*To be done*
Skip every line before the one containing "Extract all readable text from this page.", then copy that line and the rest of the entries below exactly, through the last line.

*Raw data*
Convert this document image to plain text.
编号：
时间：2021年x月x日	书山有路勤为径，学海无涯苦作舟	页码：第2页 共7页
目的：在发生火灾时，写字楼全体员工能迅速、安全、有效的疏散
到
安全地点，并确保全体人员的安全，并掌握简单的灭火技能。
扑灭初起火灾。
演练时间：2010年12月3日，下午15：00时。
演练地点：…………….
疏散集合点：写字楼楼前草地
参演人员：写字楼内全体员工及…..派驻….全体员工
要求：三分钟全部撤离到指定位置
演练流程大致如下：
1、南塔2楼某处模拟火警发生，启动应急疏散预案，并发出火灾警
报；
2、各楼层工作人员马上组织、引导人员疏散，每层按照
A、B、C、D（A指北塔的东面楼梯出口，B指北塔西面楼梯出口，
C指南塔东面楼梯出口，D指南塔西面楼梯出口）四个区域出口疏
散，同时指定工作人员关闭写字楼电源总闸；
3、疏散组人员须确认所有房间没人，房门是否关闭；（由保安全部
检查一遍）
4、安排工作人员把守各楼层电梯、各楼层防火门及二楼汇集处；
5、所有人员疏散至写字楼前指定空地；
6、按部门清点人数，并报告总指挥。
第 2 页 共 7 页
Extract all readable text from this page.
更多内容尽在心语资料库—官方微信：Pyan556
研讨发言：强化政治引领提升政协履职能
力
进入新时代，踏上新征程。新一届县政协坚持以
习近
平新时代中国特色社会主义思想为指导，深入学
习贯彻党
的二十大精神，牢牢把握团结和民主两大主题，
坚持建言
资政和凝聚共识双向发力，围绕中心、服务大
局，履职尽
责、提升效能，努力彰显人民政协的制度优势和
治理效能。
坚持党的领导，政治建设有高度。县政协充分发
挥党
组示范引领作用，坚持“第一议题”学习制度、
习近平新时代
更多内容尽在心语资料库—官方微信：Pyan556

*Output of the task*
Extract all readable text from this page.
更多内容尽在心语资料库—官方微信：Pyan556
研讨发言：强化政治引领提升政协履职能
力
进入新时代，踏上新征程。新一届县政协坚持以
习近
平新时代中国特色社会主义思想为指导，深入学
习贯彻党
的二十大精神，牢牢把握团结和民主两大主题，
坚持建言
资政和凝聚共识双向发力，围绕中心、服务大
局，履职尽
责、提升效能，努力彰显人民政协的制度优势和
治理效能。
坚持党的领导，政治建设有高度。县政协充分发
挥党
组示范引领作用，坚持“第一议题”学习制度、
习近平新时代
更多内容尽在心语资料库—官方微信：Pyan556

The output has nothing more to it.